-- begin --
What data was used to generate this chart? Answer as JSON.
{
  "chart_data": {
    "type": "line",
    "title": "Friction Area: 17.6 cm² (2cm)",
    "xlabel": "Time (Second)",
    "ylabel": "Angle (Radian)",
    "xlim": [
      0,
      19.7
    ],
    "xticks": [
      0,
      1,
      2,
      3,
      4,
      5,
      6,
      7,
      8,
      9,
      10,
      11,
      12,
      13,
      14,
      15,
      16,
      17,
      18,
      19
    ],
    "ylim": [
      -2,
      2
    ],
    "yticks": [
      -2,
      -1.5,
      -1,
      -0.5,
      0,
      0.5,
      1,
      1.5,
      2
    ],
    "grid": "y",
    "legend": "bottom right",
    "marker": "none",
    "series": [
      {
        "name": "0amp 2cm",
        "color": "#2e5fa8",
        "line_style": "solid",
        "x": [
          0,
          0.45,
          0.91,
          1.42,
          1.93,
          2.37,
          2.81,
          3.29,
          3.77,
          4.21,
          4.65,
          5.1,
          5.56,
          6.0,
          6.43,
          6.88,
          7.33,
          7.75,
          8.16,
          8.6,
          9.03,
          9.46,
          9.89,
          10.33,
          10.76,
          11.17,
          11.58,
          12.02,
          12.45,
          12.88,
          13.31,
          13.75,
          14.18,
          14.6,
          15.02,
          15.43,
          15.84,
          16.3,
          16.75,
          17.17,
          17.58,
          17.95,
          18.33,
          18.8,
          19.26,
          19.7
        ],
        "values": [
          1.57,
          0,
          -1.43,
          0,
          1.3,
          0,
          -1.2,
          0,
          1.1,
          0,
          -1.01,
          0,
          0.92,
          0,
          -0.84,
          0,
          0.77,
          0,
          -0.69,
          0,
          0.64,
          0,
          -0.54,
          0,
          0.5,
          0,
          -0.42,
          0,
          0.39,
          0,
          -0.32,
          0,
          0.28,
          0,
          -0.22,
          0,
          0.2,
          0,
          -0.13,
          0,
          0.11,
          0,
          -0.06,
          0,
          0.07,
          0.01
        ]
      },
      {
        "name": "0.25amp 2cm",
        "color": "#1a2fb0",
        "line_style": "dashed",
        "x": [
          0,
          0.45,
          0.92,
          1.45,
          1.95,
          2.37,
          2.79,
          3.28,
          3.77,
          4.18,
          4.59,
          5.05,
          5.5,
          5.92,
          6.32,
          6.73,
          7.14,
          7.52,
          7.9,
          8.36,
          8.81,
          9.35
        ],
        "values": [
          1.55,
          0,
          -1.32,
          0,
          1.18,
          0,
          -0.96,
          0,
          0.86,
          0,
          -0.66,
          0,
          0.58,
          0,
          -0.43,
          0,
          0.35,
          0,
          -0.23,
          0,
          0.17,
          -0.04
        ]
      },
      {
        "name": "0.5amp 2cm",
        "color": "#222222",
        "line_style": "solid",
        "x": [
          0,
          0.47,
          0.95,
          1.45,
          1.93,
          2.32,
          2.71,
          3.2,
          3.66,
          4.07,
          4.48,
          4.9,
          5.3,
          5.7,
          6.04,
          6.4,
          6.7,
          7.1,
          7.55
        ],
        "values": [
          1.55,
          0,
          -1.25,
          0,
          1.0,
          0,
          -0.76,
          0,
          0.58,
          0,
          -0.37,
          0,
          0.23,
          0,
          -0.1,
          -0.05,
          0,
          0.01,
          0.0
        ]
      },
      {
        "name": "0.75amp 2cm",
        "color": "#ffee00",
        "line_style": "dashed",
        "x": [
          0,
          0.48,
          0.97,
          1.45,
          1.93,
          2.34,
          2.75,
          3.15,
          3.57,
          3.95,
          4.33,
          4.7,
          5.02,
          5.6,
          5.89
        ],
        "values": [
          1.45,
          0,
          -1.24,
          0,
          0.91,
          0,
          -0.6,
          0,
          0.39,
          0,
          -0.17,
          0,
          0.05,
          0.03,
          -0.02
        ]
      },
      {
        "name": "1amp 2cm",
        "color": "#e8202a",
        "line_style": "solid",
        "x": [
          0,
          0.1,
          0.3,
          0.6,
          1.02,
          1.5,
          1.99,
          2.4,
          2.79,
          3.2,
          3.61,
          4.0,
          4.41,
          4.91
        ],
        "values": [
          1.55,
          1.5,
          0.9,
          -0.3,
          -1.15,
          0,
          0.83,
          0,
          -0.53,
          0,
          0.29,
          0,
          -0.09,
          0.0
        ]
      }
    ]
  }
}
-- end --
*Written problem*. Filter lines by "color" and return each hit.

*Final result*.
        "color": "#2e5fa8",
        "color": "#1a2fb0",
        "color": "#222222",
        "color": "#ffee00",
        "color": "#e8202a",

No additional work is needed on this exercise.